#### TASK TO CARRY OUT
Below you will find a set of lines. Repeat them all exactly.

* * * *

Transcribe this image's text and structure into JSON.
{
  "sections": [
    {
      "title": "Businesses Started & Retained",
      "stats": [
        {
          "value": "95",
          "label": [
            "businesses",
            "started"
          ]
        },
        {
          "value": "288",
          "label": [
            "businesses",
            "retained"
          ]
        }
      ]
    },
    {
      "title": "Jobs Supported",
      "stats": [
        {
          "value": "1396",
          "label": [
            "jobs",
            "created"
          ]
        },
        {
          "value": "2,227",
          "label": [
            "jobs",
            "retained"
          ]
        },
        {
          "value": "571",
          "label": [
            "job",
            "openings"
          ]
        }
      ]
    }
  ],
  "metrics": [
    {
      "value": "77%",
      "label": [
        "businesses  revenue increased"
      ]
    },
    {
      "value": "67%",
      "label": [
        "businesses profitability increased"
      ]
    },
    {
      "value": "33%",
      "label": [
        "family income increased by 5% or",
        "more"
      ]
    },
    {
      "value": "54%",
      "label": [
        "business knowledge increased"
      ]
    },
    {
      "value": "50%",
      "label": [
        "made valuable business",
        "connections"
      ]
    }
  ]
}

* * * *

#### REPLY TO THE EXERCISE
Transcribe this image's text and structure into JSON.
{
  "sections": [
    {
      "title": "Businesses Started & Retained",
      "stats": [
        {
          "value": "95",
          "label": [
            "businesses",
            "started"
          ]
        },
        {
          "value": "288",
          "label": [
            "businesses",
            "retained"
          ]
        }
      ]
    },
    {
      "title": "Jobs Supported",
      "stats": [
        {
          "value": "1396",
          "label": [
            "jobs",
            "created"
          ]
        },
        {
          "value": "2,227",
          "label": [
            "jobs",
            "retained"
          ]
        },
        {
          "value": "571",
          "label": [
            "job",
            "openings"
          ]
        }
      ]
    }
  ],
  "metrics": [
    {
      "value": "77%",
      "label": [
        "businesses  revenue increased"
      ]
    },
    {
      "value": "67%",
      "label": [
        "businesses profitability increased"
      ]
    },
    {
      "value": "33%",
      "label": [
        "family income increased by 5% or",
        "more"
      ]
    },
    {
      "value": "54%",
      "label": [
        "business knowledge increased"
      ]
    },
    {
      "value": "50%",
      "label": [
        "made valuable business",
        "connections"
      ]
    }
  ]
}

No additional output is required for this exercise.